== EXERCISE AIM ==
Identify and reproduce every line holding the string "during".

== EXERCISE DATA ==
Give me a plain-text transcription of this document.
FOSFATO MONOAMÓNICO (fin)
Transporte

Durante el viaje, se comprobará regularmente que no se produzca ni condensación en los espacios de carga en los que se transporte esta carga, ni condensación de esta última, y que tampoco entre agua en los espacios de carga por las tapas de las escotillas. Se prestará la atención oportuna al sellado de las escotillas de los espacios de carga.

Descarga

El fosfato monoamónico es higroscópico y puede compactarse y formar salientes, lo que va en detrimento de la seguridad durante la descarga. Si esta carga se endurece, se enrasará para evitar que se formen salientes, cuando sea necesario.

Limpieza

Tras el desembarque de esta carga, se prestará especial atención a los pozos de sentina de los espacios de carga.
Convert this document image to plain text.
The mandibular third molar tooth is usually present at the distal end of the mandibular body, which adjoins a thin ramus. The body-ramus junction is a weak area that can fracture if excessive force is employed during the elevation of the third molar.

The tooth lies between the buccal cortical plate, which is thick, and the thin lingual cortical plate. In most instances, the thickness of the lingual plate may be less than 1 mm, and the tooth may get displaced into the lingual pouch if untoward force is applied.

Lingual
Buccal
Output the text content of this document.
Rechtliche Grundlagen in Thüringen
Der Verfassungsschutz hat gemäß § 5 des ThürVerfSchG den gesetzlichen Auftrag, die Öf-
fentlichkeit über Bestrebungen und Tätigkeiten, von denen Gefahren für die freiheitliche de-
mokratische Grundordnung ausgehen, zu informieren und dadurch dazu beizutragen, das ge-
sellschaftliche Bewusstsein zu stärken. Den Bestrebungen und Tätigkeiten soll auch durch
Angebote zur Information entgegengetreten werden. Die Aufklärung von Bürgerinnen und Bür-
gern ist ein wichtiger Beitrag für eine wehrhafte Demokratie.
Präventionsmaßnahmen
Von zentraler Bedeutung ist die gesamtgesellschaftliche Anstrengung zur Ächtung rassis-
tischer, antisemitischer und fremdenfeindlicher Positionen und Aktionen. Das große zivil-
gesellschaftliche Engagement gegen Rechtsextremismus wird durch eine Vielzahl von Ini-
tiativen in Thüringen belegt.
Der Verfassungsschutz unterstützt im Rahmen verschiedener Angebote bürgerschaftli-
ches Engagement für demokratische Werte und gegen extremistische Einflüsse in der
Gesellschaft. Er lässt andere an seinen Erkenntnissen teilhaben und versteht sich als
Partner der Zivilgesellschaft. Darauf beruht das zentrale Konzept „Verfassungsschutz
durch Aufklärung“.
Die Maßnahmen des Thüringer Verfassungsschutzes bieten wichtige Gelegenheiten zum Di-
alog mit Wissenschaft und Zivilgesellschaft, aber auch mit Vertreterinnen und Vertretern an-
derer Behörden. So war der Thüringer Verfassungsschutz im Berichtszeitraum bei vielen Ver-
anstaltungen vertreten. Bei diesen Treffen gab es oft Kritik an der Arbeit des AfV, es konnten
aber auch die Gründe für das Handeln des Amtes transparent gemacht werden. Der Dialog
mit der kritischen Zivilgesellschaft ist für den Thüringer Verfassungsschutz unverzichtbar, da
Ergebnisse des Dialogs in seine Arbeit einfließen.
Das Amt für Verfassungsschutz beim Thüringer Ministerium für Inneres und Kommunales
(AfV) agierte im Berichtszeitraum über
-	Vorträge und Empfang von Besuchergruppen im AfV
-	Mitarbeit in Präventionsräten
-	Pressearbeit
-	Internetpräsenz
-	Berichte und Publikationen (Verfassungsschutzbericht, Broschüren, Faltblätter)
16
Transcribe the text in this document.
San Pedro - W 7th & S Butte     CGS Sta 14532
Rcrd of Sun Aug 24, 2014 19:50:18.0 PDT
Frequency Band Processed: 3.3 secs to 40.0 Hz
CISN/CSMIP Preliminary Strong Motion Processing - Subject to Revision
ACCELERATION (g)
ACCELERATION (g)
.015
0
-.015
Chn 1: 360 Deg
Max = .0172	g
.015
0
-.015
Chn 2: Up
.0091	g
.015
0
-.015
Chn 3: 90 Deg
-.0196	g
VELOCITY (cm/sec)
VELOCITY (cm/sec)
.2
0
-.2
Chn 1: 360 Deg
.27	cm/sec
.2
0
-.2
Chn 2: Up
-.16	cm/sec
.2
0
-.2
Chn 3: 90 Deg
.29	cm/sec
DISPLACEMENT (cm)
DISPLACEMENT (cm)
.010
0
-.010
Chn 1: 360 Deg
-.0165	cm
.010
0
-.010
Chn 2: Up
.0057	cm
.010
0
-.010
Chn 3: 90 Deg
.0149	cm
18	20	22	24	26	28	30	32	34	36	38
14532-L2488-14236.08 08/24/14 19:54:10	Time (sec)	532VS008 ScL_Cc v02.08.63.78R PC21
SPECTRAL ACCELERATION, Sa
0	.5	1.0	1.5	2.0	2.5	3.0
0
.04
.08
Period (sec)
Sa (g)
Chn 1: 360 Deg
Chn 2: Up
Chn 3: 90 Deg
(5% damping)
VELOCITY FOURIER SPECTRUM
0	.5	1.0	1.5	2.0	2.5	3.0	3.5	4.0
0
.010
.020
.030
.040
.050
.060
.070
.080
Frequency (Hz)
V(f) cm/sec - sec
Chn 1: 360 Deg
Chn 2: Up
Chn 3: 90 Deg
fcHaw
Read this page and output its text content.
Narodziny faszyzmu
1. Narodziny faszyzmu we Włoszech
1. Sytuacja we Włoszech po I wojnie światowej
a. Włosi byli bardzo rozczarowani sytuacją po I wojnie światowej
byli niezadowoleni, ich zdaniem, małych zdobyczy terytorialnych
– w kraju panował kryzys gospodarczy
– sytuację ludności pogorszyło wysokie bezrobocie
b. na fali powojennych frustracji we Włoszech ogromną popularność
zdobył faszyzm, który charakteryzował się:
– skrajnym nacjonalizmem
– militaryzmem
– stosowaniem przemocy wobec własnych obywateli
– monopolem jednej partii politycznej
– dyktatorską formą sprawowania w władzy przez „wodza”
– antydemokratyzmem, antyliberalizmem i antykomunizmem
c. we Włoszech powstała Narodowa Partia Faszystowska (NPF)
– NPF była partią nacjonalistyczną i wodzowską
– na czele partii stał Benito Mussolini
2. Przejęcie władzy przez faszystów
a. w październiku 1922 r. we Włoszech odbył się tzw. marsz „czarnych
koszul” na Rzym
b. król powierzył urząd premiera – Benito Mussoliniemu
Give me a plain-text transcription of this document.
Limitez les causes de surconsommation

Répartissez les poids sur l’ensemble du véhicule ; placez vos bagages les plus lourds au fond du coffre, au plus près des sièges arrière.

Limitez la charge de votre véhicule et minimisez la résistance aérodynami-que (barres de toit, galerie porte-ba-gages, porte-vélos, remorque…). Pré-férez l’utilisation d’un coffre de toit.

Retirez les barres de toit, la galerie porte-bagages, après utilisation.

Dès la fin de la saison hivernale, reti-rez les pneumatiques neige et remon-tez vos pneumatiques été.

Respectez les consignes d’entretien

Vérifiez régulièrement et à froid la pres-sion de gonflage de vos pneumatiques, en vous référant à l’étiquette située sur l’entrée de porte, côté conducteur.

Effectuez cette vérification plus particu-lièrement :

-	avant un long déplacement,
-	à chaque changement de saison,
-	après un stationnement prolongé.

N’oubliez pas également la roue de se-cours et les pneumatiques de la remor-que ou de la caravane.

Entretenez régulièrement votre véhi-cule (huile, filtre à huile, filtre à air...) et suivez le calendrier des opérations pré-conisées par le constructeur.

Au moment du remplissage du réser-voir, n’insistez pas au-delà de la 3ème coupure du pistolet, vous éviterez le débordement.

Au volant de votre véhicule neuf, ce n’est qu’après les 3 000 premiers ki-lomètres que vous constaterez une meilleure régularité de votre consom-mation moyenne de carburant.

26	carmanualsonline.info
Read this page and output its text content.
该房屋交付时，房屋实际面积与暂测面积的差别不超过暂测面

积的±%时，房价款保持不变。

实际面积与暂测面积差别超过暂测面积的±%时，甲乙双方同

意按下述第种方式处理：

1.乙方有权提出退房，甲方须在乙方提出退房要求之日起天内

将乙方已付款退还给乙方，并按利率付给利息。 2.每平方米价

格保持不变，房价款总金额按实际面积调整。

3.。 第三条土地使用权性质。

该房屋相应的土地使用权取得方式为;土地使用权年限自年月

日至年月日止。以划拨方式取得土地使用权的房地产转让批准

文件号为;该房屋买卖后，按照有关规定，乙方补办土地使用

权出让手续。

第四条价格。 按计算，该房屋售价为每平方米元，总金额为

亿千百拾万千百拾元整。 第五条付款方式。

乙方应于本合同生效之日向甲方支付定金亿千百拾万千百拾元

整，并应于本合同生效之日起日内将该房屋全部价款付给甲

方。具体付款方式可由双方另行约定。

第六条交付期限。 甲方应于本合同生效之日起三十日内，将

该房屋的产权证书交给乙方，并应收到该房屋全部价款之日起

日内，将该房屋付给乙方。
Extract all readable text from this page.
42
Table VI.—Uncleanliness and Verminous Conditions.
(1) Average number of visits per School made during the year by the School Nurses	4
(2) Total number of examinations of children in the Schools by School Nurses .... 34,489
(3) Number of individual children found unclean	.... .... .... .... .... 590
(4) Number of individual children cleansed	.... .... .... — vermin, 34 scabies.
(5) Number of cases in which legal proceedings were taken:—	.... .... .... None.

== EXERCISE RESULT ==
The mandibular third molar tooth is usually present at the distal end of the mandibular body, which adjoins a thin ramus. The body-ramus junction is a weak area that can fracture if excessive force is employed during the elevation of the third molar.
(1) Average number of visits per School made during the year by the School Nurses	4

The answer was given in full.